Set exercise:
Skip the pictures. Transcribe the rest of the data below without changing a word.

Record list:
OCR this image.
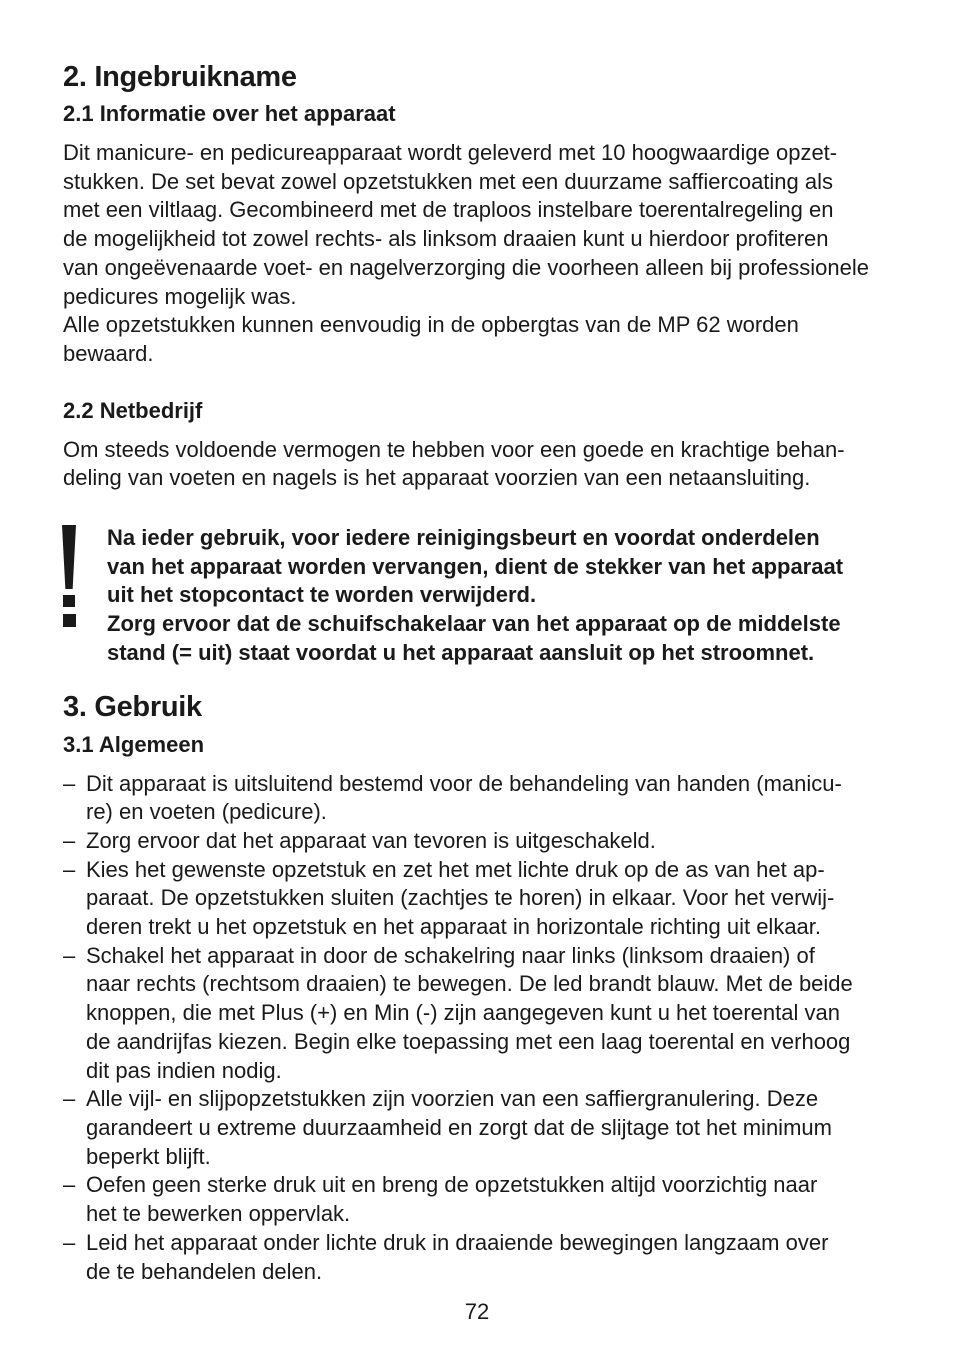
2. Ingebruikname
2.1 Informatie over het apparaat

Dit manicure- en pedicureapparaat wordt geleverd met 10 hoogwaardige opzet-

stukken. De set bevat zowel opzetstukken met een duurzame saffiercoating als

met een viltlaag. Gecombineerd met de traploos instelbare toerentalregeling en

de mogelijkheid tot zowel rechts- als linksom draaien kunt u hierdoor profiteren

van ongeëvenaarde voet- en nagelverzorging die voorheen alleen bij professionele

pedicures mogelijk was.

Alle opzetstukken kunnen eenvoudig in de opbergtas van de MP 62 worden

bewaard.

2.2 Netbedrijf

Om steeds voldoende vermogen te hebben voor een goede en krachtige behan-

deling van voeten en nagels is het apparaat voorzien van een netaansluiting.

Na ieder gebruik, voor iedere reinigingsbeurt en voordat onderdelen

van het apparaat worden vervangen, dient de stekker van het apparaat

uit het stopcontact te worden verwijderd.

Zorg ervoor dat de schuifschakelaar van het apparaat op de middelste

stand (= uit) staat voordat u het apparaat aansluit op het stroomnet.

3. Gebruik
3.1 Algemeen
– Dit apparaat is uitsluitend bestemd voor de behandeling van handen (manicu-
re) en voeten (pedicure).
– Zorg ervoor dat het apparaat van tevoren is uitgeschakeld.
– Kies het gewenste opzetstuk en zet het met lichte druk op de as van het ap-
paraat. De opzetstukken sluiten (zachtjes te horen) in elkaar. Voor het verwij-
deren trekt u het opzetstuk en het apparaat in horizontale richting uit elkaar.
– Schakel het apparaat in door de schakelring naar links (linksom draaien) of
naar rechts (rechtsom draaien) te bewegen. De led brandt blauw. Met de beide
knoppen, die met Plus (+) en Min (-) zijn aangegeven kunt u het toerental van
de aandrijfas kiezen. Begin elke toepassing met een laag toerental en verhoog
dit pas indien nodig.
– Alle vijl- en slijpopzetstukken zijn voorzien van een saffiergranulering. Deze
garandeert u extreme duurzaamheid en zorgt dat de slijtage tot het minimum
beperkt blijft.
– Oefen geen sterke druk uit en breng de opzetstukken altijd voorzichtig naar
het te bewerken oppervlak.
– Leid het apparaat onder lichte druk in draaiende bewegingen langzaam over
de te behandelen delen.
72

Correct result:
OCR this image.
2. Ingebruikname
2.1 Informatie over het apparaat

Dit manicure- en pedicureapparaat wordt geleverd met 10 hoogwaardige opzet-

stukken. De set bevat zowel opzetstukken met een duurzame saffiercoating als

met een viltlaag. Gecombineerd met de traploos instelbare toerentalregeling en

de mogelijkheid tot zowel rechts- als linksom draaien kunt u hierdoor profiteren

van ongeëvenaarde voet- en nagelverzorging die voorheen alleen bij professionele

pedicures mogelijk was.

Alle opzetstukken kunnen eenvoudig in de opbergtas van de MP 62 worden

bewaard.

2.2 Netbedrijf

Om steeds voldoende vermogen te hebben voor een goede en krachtige behan-

deling van voeten en nagels is het apparaat voorzien van een netaansluiting.

Na ieder gebruik, voor iedere reinigingsbeurt en voordat onderdelen

van het apparaat worden vervangen, dient de stekker van het apparaat

uit het stopcontact te worden verwijderd.

Zorg ervoor dat de schuifschakelaar van het apparaat op de middelste

stand (= uit) staat voordat u het apparaat aansluit op het stroomnet.

3. Gebruik
3.1 Algemeen
– Dit apparaat is uitsluitend bestemd voor de behandeling van handen (manicu-
re) en voeten (pedicure).
– Zorg ervoor dat het apparaat van tevoren is uitgeschakeld.
– Kies het gewenste opzetstuk en zet het met lichte druk op de as van het ap-
paraat. De opzetstukken sluiten (zachtjes te horen) in elkaar. Voor het verwij-
deren trekt u het opzetstuk en het apparaat in horizontale richting uit elkaar.
– Schakel het apparaat in door de schakelring naar links (linksom draaien) of
naar rechts (rechtsom draaien) te bewegen. De led brandt blauw. Met de beide
knoppen, die met Plus (+) en Min (-) zijn aangegeven kunt u het toerental van
de aandrijfas kiezen. Begin elke toepassing met een laag toerental en verhoog
dit pas indien nodig.
– Alle vijl- en slijpopzetstukken zijn voorzien van een saffiergranulering. Deze
garandeert u extreme duurzaamheid en zorgt dat de slijtage tot het minimum
beperkt blijft.
– Oefen geen sterke druk uit en breng de opzetstukken altijd voorzichtig naar
het te bewerken oppervlak.
– Leid het apparaat onder lichte druk in draaiende bewegingen langzaam over
de te behandelen delen.
72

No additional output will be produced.